» Stated problem:
Go through the entries below and pick out every line with "heading".

Data excerpts:
---

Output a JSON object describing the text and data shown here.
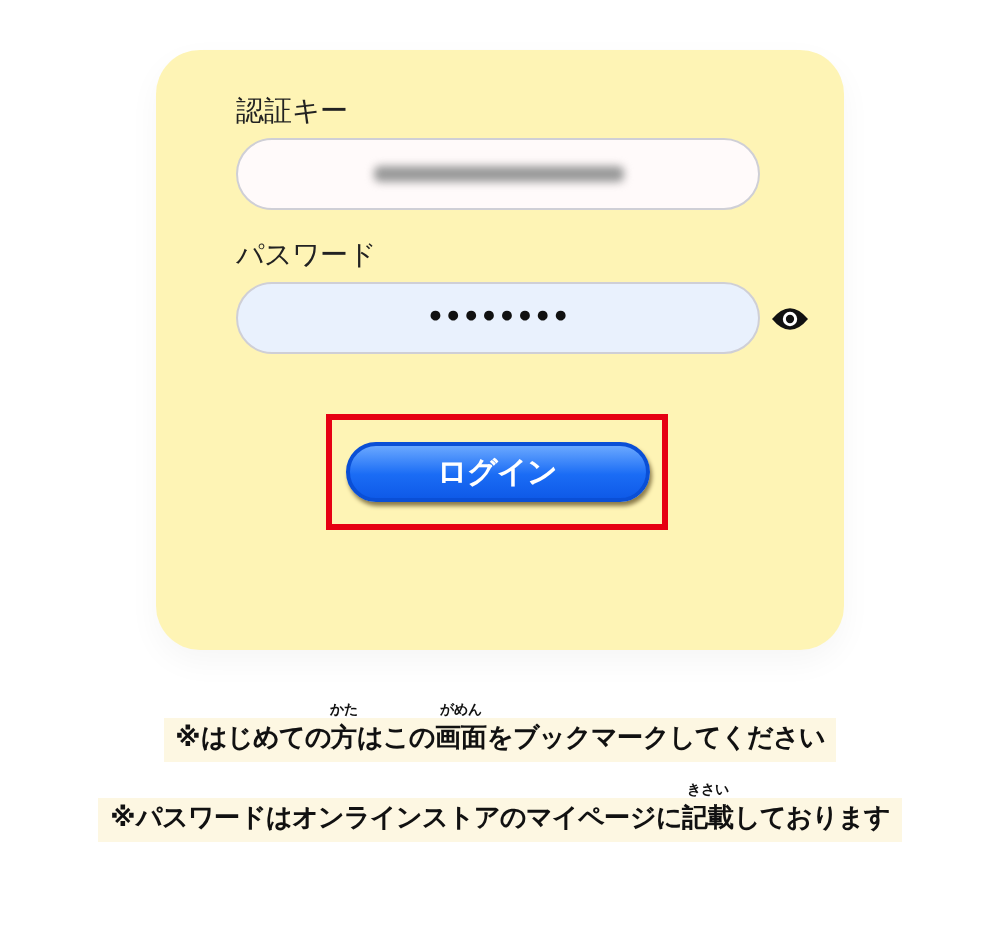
{
  "form": {
    "fields": [
      {
        "label": "認証キー",
        "kind": "blurred"
      },
      {
        "label": "パスワード",
        "kind": "password",
        "value": "••••••••",
        "reveal_icon": true
      }
    ],
    "login_button": {
      "label": "ログイン",
      "highlighted": true
    }
  },
  "notes": [
    [
      {
        "text": "※はじめての"
      },
      {
        "text": "方",
        "ruby": "かた"
      },
      {
        "text": "はこの"
      },
      {
        "text": "画面",
        "ruby": "がめん"
      },
      {
        "text": "をブックマークしてください"
      }
    ],
    [
      {
        "text": "※パスワードはオンラインストアのマイページに"
      },
      {
        "text": "記載",
        "ruby": "きさい"
      },
      {
        "text": "しております"
      }
    ]
  ]
}
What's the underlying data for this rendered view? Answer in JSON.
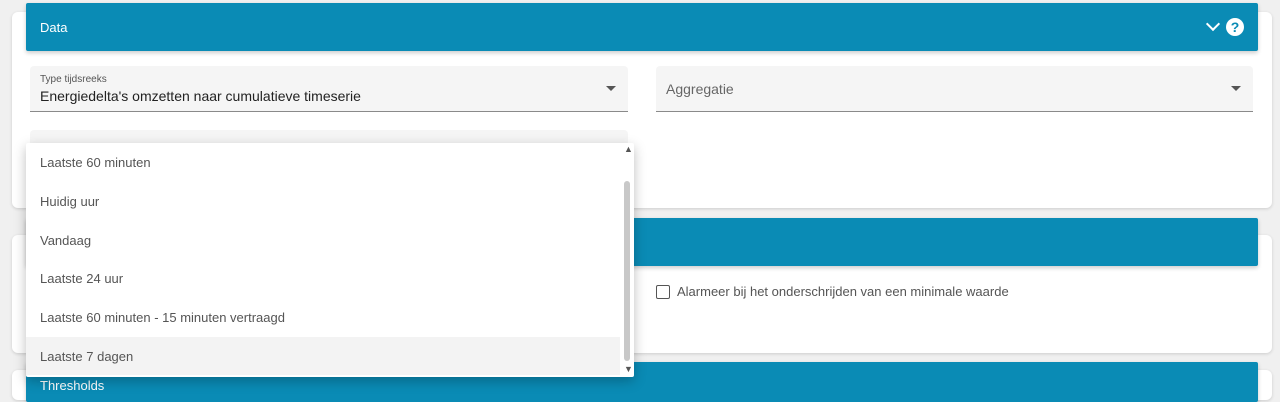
{
  "data_panel": {
    "title": "Data",
    "type_select": {
      "label": "Type tijdsreeks",
      "value": "Energiedelta's omzetten naar cumulatieve timeserie"
    },
    "aggregation_select": {
      "placeholder": "Aggregatie"
    }
  },
  "dropdown": {
    "options": [
      "Laatste 60 minuten",
      "Huidig uur",
      "Vandaag",
      "Laatste 24 uur",
      "Laatste 60 minuten - 15 minuten vertraagd",
      "Laatste 7 dagen"
    ],
    "highlighted_index": 5
  },
  "alarm_panel": {
    "min_alarm_label": "Alarmeer bij het onderschrijden van een minimale waarde",
    "min_alarm_checked": false
  },
  "thresholds_panel": {
    "title": "Thresholds"
  },
  "colors": {
    "accent": "#0a8bb5"
  }
}
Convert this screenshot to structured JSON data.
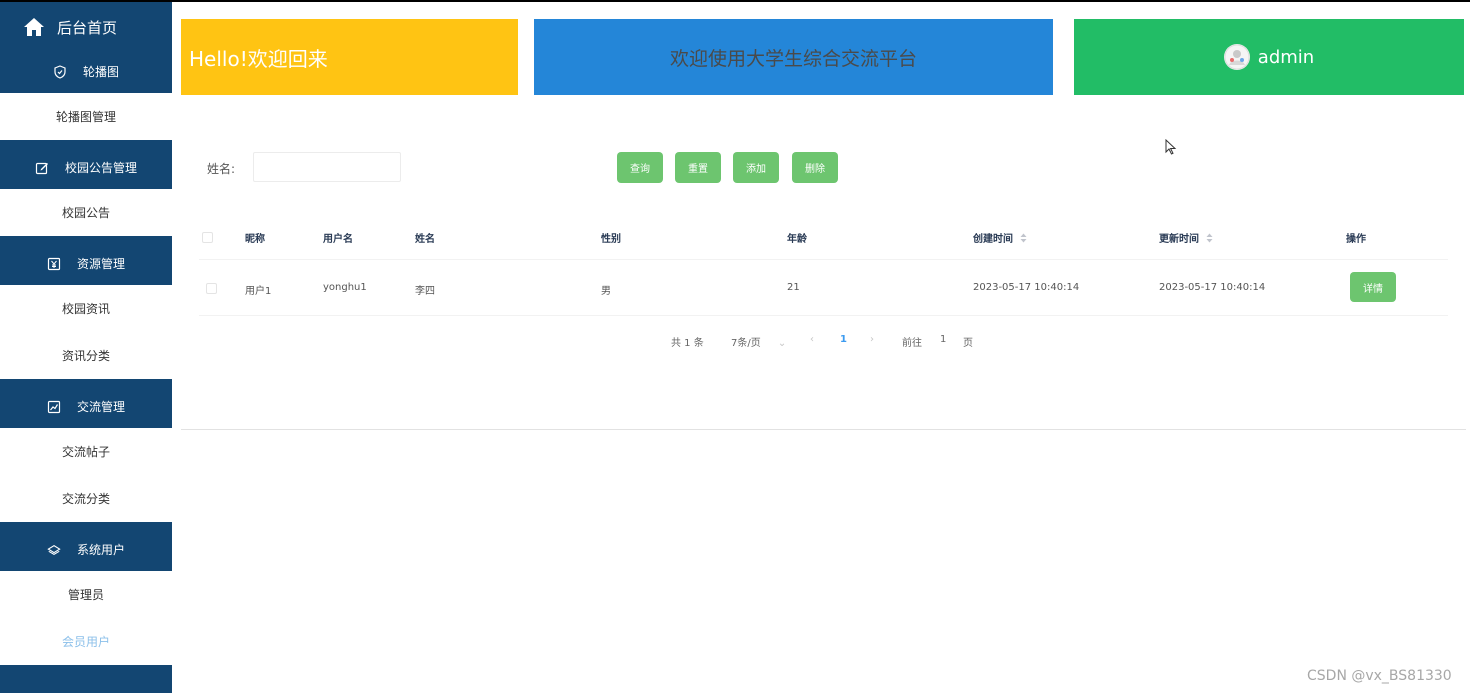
{
  "sidebar": {
    "home_label": "后台首页",
    "groups": [
      {
        "label": "轮播图",
        "icon": "shield-icon",
        "items": [
          "轮播图管理"
        ]
      },
      {
        "label": "校园公告管理",
        "icon": "edit-icon",
        "items": [
          "校园公告"
        ]
      },
      {
        "label": "资源管理",
        "icon": "yen-icon",
        "items": [
          "校园资讯",
          "资讯分类"
        ]
      },
      {
        "label": "交流管理",
        "icon": "chart-icon",
        "items": [
          "交流帖子",
          "交流分类"
        ]
      },
      {
        "label": "系统用户",
        "icon": "layers-icon",
        "items": [
          "管理员",
          "会员用户"
        ]
      }
    ],
    "active_item": "会员用户"
  },
  "cards": {
    "welcome": "Hello!欢迎回来",
    "platform": "欢迎使用大学生综合交流平台",
    "user": "admin"
  },
  "search": {
    "name_label": "姓名:",
    "name_value": "",
    "buttons": {
      "query": "查询",
      "reset": "重置",
      "add": "添加",
      "delete": "删除"
    }
  },
  "table": {
    "headers": [
      "昵称",
      "用户名",
      "姓名",
      "性别",
      "年龄",
      "创建时间",
      "更新时间",
      "操作"
    ],
    "rows": [
      {
        "nickname": "用户1",
        "username": "yonghu1",
        "name": "李四",
        "gender": "男",
        "age": "21",
        "created": "2023-05-17 10:40:14",
        "updated": "2023-05-17 10:40:14",
        "action": "详情"
      }
    ]
  },
  "pagination": {
    "total": "共 1 条",
    "page_size": "7条/页",
    "current_page": "1",
    "goto_prefix": "前往",
    "goto_value": "1",
    "goto_suffix": "页"
  },
  "watermark": "CSDN @vx_BS81330",
  "colors": {
    "sidebar": "#134672",
    "card_yellow": "#ffc413",
    "card_blue": "#2486d8",
    "card_green": "#22bd66",
    "button_green": "#6dc56f",
    "page_active": "#3c9bf0"
  }
}
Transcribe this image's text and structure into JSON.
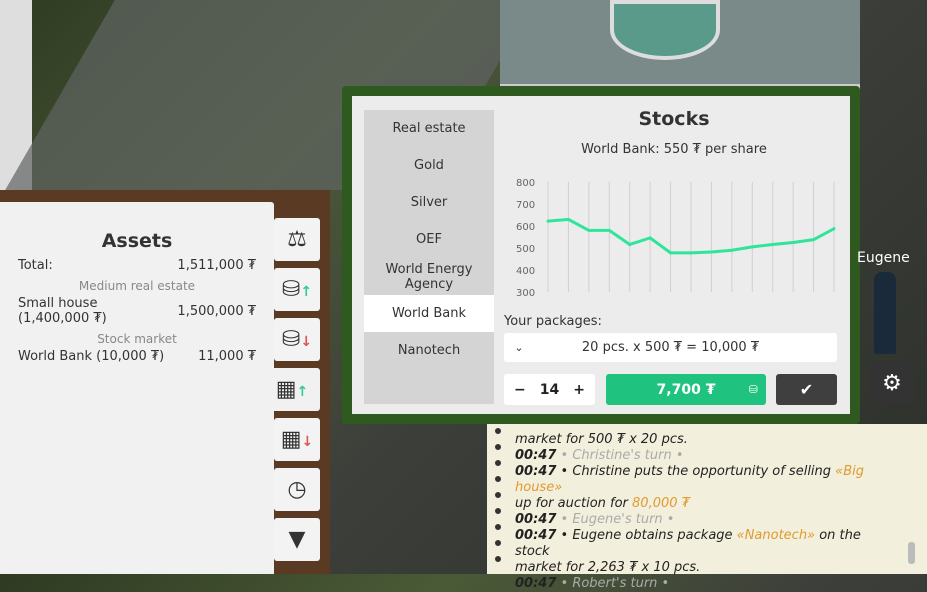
{
  "assets": {
    "title": "Assets",
    "total_label": "Total:",
    "total_value": "1,511,000 ₮",
    "sections": [
      {
        "heading": "Medium real estate",
        "items": [
          {
            "name": "Small house\n(1,400,000 ₮)",
            "value": "1,500,000 ₮"
          }
        ]
      },
      {
        "heading": "Stock market",
        "items": [
          {
            "name": "World Bank (10,000 ₮)",
            "value": "11,000 ₮"
          }
        ]
      }
    ]
  },
  "side_tabs": [
    {
      "icon": "scales-icon"
    },
    {
      "icon": "coins-up-icon"
    },
    {
      "icon": "coins-down-icon"
    },
    {
      "icon": "building-up-icon",
      "active": true
    },
    {
      "icon": "building-down-icon"
    },
    {
      "icon": "clock-icon"
    },
    {
      "icon": "tie-icon"
    }
  ],
  "dialog": {
    "categories": [
      "Real estate",
      "Gold",
      "Silver",
      "OEF",
      "World Energy Agency",
      "World Bank",
      "Nanotech"
    ],
    "active_category": "World Bank",
    "title": "Stocks",
    "subtitle": "World Bank: 550 ₮ per share",
    "packages_label": "Your packages:",
    "package_selected": "20 pcs. x 500 ₮ = 10,000 ₮",
    "quantity": "14",
    "minus": "−",
    "plus": "+",
    "buy_label": "7,700 ₮",
    "confirm_icon": "checkmark-icon"
  },
  "chart_data": {
    "type": "line",
    "yticks": [
      "800",
      "700",
      "600",
      "500",
      "400",
      "300"
    ],
    "ylim": [
      300,
      800
    ],
    "grid": "vertical",
    "values": [
      622,
      630,
      580,
      580,
      516,
      546,
      478,
      478,
      482,
      490,
      505,
      516,
      525,
      538,
      588
    ],
    "color": "#2ee59a"
  },
  "log": {
    "lines": [
      [
        {
          "t": "market for 500 ₮ x 20 pcs.",
          "c": ""
        }
      ],
      [
        {
          "t": "00:47",
          "c": "t"
        },
        {
          "t": " • Christine's turn •",
          "c": "g"
        }
      ],
      [
        {
          "t": "00:47",
          "c": "t"
        },
        {
          "t": " • Christine puts the opportunity of selling ",
          "c": ""
        },
        {
          "t": "«Big house»",
          "c": "o"
        }
      ],
      [
        {
          "t": "up for auction for ",
          "c": ""
        },
        {
          "t": "80,000 ₮",
          "c": "o"
        }
      ],
      [
        {
          "t": "00:47",
          "c": "t"
        },
        {
          "t": " • Eugene's turn •",
          "c": "g"
        }
      ],
      [
        {
          "t": "00:47",
          "c": "t"
        },
        {
          "t": " • Eugene obtains package ",
          "c": ""
        },
        {
          "t": "«Nanotech»",
          "c": "o"
        },
        {
          "t": " on the stock",
          "c": ""
        }
      ],
      [
        {
          "t": "market for 2,263 ₮ x 10 pcs.",
          "c": ""
        }
      ],
      [
        {
          "t": "00:47",
          "c": "t"
        },
        {
          "t": " • Robert's turn •",
          "c": "g"
        }
      ]
    ]
  },
  "player": {
    "name": "Eugene"
  }
}
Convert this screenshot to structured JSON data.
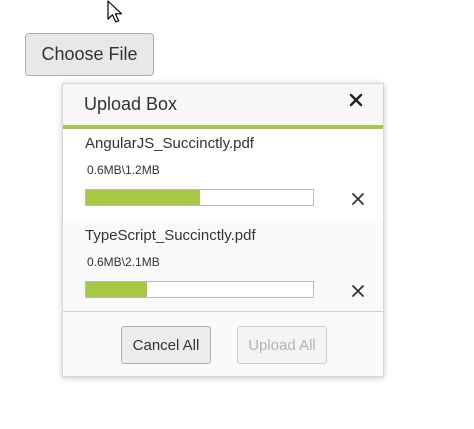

---

» Worked solution:
        "heading": "Medium real estate",
        "heading": "Stock market",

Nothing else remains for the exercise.